» WHAT THIS TASK INVOLVES
Each record below should be repeated precisely as written.

» SUPPLIED MATERIAL
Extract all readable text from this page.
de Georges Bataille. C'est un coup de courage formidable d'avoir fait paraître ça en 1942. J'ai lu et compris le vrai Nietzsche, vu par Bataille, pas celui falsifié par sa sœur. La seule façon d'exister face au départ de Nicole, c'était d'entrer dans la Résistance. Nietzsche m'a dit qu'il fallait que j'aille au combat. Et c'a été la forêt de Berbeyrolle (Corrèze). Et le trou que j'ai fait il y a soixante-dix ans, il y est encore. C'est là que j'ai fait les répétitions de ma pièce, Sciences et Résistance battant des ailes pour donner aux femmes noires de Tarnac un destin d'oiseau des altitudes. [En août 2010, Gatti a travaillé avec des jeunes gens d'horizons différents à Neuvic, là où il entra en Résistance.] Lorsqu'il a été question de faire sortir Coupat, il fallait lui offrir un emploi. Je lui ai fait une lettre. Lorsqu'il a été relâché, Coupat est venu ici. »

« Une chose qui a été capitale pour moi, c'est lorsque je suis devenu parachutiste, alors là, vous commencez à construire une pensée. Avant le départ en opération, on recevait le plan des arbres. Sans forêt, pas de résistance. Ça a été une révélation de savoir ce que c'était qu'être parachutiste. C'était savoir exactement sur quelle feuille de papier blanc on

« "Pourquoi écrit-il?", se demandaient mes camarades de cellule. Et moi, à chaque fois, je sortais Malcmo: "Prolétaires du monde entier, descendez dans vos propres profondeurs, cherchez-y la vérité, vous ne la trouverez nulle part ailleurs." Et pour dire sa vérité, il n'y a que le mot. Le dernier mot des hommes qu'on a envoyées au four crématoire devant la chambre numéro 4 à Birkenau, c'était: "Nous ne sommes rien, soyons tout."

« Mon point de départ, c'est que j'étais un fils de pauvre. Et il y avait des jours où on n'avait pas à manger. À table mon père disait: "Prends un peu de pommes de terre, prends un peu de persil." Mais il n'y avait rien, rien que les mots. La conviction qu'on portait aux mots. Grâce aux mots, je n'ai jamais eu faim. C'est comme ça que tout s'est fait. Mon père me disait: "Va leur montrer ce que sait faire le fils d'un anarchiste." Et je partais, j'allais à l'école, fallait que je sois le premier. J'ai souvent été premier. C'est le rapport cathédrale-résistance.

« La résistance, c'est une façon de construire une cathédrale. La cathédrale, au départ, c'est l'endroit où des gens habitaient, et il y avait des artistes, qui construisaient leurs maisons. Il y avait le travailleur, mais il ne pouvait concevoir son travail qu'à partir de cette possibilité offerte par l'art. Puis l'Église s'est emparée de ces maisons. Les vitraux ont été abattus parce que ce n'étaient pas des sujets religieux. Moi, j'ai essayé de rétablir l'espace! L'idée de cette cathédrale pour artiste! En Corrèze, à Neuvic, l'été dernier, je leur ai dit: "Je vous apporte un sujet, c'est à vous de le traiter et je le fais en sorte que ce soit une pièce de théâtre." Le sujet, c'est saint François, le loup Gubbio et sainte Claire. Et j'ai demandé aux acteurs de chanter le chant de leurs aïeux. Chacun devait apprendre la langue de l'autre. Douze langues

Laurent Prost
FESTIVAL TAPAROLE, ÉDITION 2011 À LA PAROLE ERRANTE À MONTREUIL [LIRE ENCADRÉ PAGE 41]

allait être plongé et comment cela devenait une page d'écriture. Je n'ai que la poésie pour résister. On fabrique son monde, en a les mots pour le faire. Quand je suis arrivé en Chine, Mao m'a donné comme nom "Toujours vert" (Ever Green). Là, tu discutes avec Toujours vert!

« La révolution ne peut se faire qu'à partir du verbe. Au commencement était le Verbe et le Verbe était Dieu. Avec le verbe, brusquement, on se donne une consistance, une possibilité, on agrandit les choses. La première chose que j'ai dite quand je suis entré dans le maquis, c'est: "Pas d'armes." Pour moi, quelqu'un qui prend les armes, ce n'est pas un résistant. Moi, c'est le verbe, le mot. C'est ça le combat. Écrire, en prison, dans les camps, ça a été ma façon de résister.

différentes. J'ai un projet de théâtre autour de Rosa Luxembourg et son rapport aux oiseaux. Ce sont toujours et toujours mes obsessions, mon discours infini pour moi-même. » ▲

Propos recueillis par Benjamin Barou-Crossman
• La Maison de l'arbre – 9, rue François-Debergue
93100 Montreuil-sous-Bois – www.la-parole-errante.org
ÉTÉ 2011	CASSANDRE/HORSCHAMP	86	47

» RESULT OF THIS TASK
Extract all readable text from this page.
de Georges Bataille. C'est un coup de courage formidable d'avoir fait paraître ça en 1942. J'ai lu et compris le vrai Nietzsche, vu par Bataille, pas celui falsifié par sa sœur. La seule façon d'exister face au départ de Nicole, c'était d'entrer dans la Résistance. Nietzsche m'a dit qu'il fallait que j'aille au combat. Et c'a été la forêt de Berbeyrolle (Corrèze). Et le trou que j'ai fait il y a soixante-dix ans, il y est encore. C'est là que j'ai fait les répétitions de ma pièce, Sciences et Résistance battant des ailes pour donner aux femmes noires de Tarnac un destin d'oiseau des altitudes. [En août 2010, Gatti a travaillé avec des jeunes gens d'horizons différents à Neuvic, là où il entra en Résistance.] Lorsqu'il a été question de faire sortir Coupat, il fallait lui offrir un emploi. Je lui ai fait une lettre. Lorsqu'il a été relâché, Coupat est venu ici. »

« Une chose qui a été capitale pour moi, c'est lorsque je suis devenu parachutiste, alors là, vous commencez à construire une pensée. Avant le départ en opération, on recevait le plan des arbres. Sans forêt, pas de résistance. Ça a été une révélation de savoir ce que c'était qu'être parachutiste. C'était savoir exactement sur quelle feuille de papier blanc on

« "Pourquoi écrit-il?", se demandaient mes camarades de cellule. Et moi, à chaque fois, je sortais Malcmo: "Prolétaires du monde entier, descendez dans vos propres profondeurs, cherchez-y la vérité, vous ne la trouverez nulle part ailleurs." Et pour dire sa vérité, il n'y a que le mot. Le dernier mot des hommes qu'on a envoyées au four crématoire devant la chambre numéro 4 à Birkenau, c'était: "Nous ne sommes rien, soyons tout."

« Mon point de départ, c'est que j'étais un fils de pauvre. Et il y avait des jours où on n'avait pas à manger. À table mon père disait: "Prends un peu de pommes de terre, prends un peu de persil." Mais il n'y avait rien, rien que les mots. La conviction qu'on portait aux mots. Grâce aux mots, je n'ai jamais eu faim. C'est comme ça que tout s'est fait. Mon père me disait: "Va leur montrer ce que sait faire le fils d'un anarchiste." Et je partais, j'allais à l'école, fallait que je sois le premier. J'ai souvent été premier. C'est le rapport cathédrale-résistance.

« La résistance, c'est une façon de construire une cathédrale. La cathédrale, au départ, c'est l'endroit où des gens habitaient, et il y avait des artistes, qui construisaient leurs maisons. Il y avait le travailleur, mais il ne pouvait concevoir son travail qu'à partir de cette possibilité offerte par l'art. Puis l'Église s'est emparée de ces maisons. Les vitraux ont été abattus parce que ce n'étaient pas des sujets religieux. Moi, j'ai essayé de rétablir l'espace! L'idée de cette cathédrale pour artiste! En Corrèze, à Neuvic, l'été dernier, je leur ai dit: "Je vous apporte un sujet, c'est à vous de le traiter et je le fais en sorte que ce soit une pièce de théâtre." Le sujet, c'est saint François, le loup Gubbio et sainte Claire. Et j'ai demandé aux acteurs de chanter le chant de leurs aïeux. Chacun devait apprendre la langue de l'autre. Douze langues

Laurent Prost
FESTIVAL TAPAROLE, ÉDITION 2011 À LA PAROLE ERRANTE À MONTREUIL [LIRE ENCADRÉ PAGE 41]

allait être plongé et comment cela devenait une page d'écriture. Je n'ai que la poésie pour résister. On fabrique son monde, en a les mots pour le faire. Quand je suis arrivé en Chine, Mao m'a donné comme nom "Toujours vert" (Ever Green). Là, tu discutes avec Toujours vert!

« La révolution ne peut se faire qu'à partir du verbe. Au commencement était le Verbe et le Verbe était Dieu. Avec le verbe, brusquement, on se donne une consistance, une possibilité, on agrandit les choses. La première chose que j'ai dite quand je suis entré dans le maquis, c'est: "Pas d'armes." Pour moi, quelqu'un qui prend les armes, ce n'est pas un résistant. Moi, c'est le verbe, le mot. C'est ça le combat. Écrire, en prison, dans les camps, ça a été ma façon de résister.

différentes. J'ai un projet de théâtre autour de Rosa Luxembourg et son rapport aux oiseaux. Ce sont toujours et toujours mes obsessions, mon discours infini pour moi-même. » ▲

Propos recueillis par Benjamin Barou-Crossman
• La Maison de l'arbre – 9, rue François-Debergue
93100 Montreuil-sous-Bois – www.la-parole-errante.org
ÉTÉ 2011	CASSANDRE/HORSCHAMP	86	47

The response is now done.